#### GIVEN INFORMATION ####

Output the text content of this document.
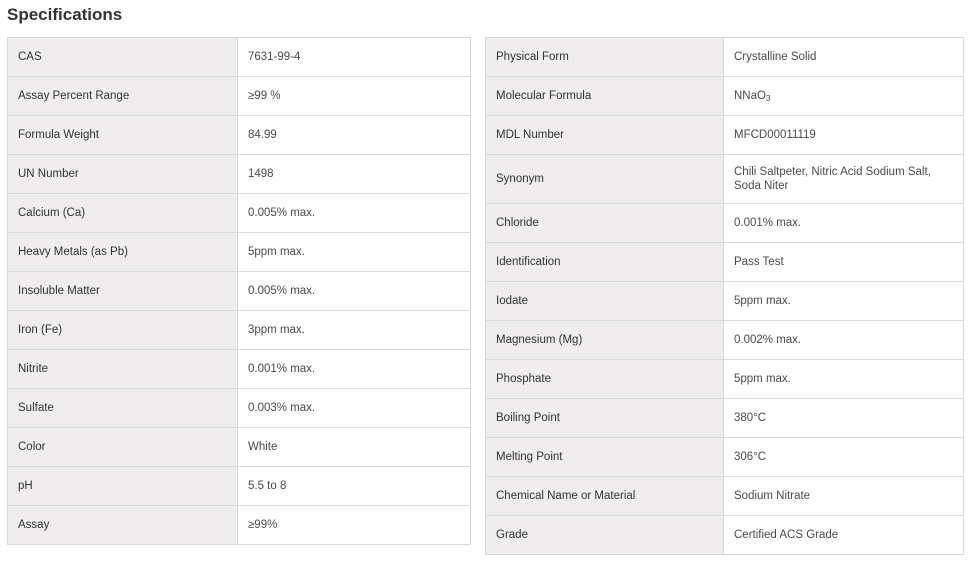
Specifications
CAS	7631-99-4
Assay Percent Range	≥99 %
Formula Weight	84.99
UN Number	1498
Calcium (Ca)	0.005% max.
Heavy Metals (as Pb)	5ppm max.
Insoluble Matter	0.005% max.
Iron (Fe)	3ppm max.
Nitrite	0.001% max.
Sulfate	0.003% max.
Color	White
pH	5.5 to 8
Assay	≥99%
Physical Form	Crystalline Solid
Molecular Formula	NNaO$_3$
MDL Number	MFCD00011119
Synonym	Chili Saltpeter, Nitric Acid Sodium Salt, Soda Niter
Chloride	0.001% max.
Identification	Pass Test
Iodate	5ppm max.
Magnesium (Mg)	0.002% max.
Phosphate	5ppm max.
Boiling Point	380°C
Melting Point	306°C
Chemical Name or Material	Sodium Nitrate
Grade	Certified ACS Grade
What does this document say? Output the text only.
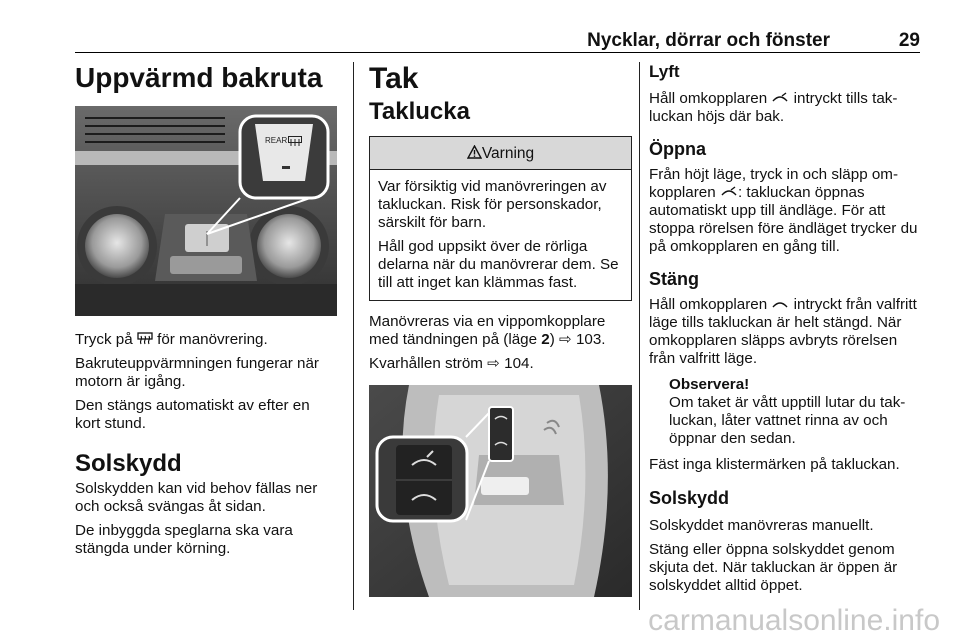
Nycklar, dörrar och fönster	29
Uppvärmd bakruta
REAR

Tryck på  för manövrering.

Bakruteuppvärmningen fungerar när motorn är igång.

Den stängs automatiskt av efter en kort stund.

Solskydd

Solskydden kan vid behov fällas ner och också svängas åt sidan.

De inbyggda speglarna ska vara stängda under körning.

Tak
Taklucka
Varning

Var försiktig vid manövreringen av takluckan. Risk för personskador, särskilt för barn.

Håll god uppsikt över de rörliga delarna när du manövrerar dem. Se till att inget kan klämmas fast.

Manövreras via en vippomkopplare med tändningen på (läge 2) ⇨ 103.

Kvarhållen ström ⇨ 104.

Lyft

Håll omkopplaren  intryckt tills takluckan höjs där bak.

Öppna

Från höjt läge, tryck in och släpp omkopplaren : takluckan öppnas automatiskt upp till ändläge. För att stoppa rörelsen före ändläget trycker du på omkopplaren en gång till.

Stäng

Håll omkopplaren  intryckt från valfritt läge tills takluckan är helt stängd. När omkopplaren släpps avbryts rörelsen från valfritt läge.

Observera!

Om taket är vått upptill lutar du takluckan, låter vattnet rinna av och öppnar den sedan.

Fäst inga klistermärken på takluckan.

Solskydd

Solskyddet manövreras manuellt.

Stäng eller öppna solskyddet genom skjuta det. När takluckan är öppen är solskyddet alltid öppet.

carmanualsonline.info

####

- **WHAT YOU SHOULD DO**:
Reproduce every entry above in full and exactly, though not its pictures.

- **YOUR SOLUTION**:
Output the text content of this document.
Specifications
CAS	7631-99-4
Assay Percent Range	≥99 %
Formula Weight	84.99
UN Number	1498
Calcium (Ca)	0.005% max.
Heavy Metals (as Pb)	5ppm max.
Insoluble Matter	0.005% max.
Iron (Fe)	3ppm max.
Nitrite	0.001% max.
Sulfate	0.003% max.
Color	White
pH	5.5 to 8
Assay	≥99%
Physical Form	Crystalline Solid
Molecular Formula	NNaO$_3$
MDL Number	MFCD00011119
Synonym	Chili Saltpeter, Nitric Acid Sodium Salt, Soda Niter
Chloride	0.001% max.
Identification	Pass Test
Iodate	5ppm max.
Magnesium (Mg)	0.002% max.
Phosphate	5ppm max.
Boiling Point	380°C
Melting Point	306°C
Chemical Name or Material	Sodium Nitrate
Grade	Certified ACS Grade
What does this document say? Output the text only.
Nycklar, dörrar och fönster	29
Uppvärmd bakruta
REAR

Tryck på  för manövrering.

Bakruteuppvärmningen fungerar när motorn är igång.

Den stängs automatiskt av efter en kort stund.

Solskydd

Solskydden kan vid behov fällas ner och också svängas åt sidan.

De inbyggda speglarna ska vara stängda under körning.

Tak
Taklucka
Varning

Var försiktig vid manövreringen av takluckan. Risk för personskador, särskilt för barn.

Håll god uppsikt över de rörliga delarna när du manövrerar dem. Se till att inget kan klämmas fast.

Manövreras via en vippomkopplare med tändningen på (läge 2) ⇨ 103.

Kvarhållen ström ⇨ 104.

Lyft

Håll omkopplaren  intryckt tills takluckan höjs där bak.

Öppna

Från höjt läge, tryck in och släpp omkopplaren : takluckan öppnas automatiskt upp till ändläge. För att stoppa rörelsen före ändläget trycker du på omkopplaren en gång till.

Stäng

Håll omkopplaren  intryckt från valfritt läge tills takluckan är helt stängd. När omkopplaren släpps avbryts rörelsen från valfritt läge.

Observera!

Om taket är vått upptill lutar du takluckan, låter vattnet rinna av och öppnar den sedan.

Fäst inga klistermärken på takluckan.

Solskydd

Solskyddet manövreras manuellt.

Stäng eller öppna solskyddet genom skjuta det. När takluckan är öppen är solskyddet alltid öppet.

carmanualsonline.info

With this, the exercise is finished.